__SOURCE MATERIAL__:

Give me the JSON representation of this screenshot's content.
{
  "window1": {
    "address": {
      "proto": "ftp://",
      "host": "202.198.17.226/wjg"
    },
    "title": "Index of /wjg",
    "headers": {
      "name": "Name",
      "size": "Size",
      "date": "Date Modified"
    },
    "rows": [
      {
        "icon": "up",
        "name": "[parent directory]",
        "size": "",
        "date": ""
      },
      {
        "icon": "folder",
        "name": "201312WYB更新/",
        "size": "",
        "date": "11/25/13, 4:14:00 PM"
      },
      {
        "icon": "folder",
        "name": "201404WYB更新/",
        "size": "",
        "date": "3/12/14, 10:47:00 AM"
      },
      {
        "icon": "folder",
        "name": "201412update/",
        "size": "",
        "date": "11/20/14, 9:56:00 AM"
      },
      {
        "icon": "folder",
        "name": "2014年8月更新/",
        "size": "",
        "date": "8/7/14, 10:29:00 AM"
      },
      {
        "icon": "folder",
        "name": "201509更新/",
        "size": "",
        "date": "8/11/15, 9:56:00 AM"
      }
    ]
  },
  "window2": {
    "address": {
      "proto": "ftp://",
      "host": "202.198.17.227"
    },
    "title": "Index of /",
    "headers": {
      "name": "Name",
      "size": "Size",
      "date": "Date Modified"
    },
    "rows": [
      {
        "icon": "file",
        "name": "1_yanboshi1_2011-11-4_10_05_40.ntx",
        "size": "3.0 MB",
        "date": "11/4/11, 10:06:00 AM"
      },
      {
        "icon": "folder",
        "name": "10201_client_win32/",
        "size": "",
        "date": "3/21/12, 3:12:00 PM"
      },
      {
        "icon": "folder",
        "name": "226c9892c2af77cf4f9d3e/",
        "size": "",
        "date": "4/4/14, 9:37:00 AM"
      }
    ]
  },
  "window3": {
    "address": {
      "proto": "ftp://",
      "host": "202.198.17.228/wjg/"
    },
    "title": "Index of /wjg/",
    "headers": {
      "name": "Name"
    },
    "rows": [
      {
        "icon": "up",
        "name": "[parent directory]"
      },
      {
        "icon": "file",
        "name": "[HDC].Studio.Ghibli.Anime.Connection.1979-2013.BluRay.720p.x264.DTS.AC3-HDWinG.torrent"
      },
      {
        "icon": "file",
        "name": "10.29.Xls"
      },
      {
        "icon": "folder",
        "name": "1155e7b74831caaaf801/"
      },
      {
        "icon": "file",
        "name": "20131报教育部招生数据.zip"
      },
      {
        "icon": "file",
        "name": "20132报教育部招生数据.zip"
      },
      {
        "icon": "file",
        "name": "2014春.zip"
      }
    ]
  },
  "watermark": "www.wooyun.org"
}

__WRITTEN REQUEST__: Among the lines of the listing, how many hold the string "Index"? Respond with only the number.

__THE OUTPUT__: 3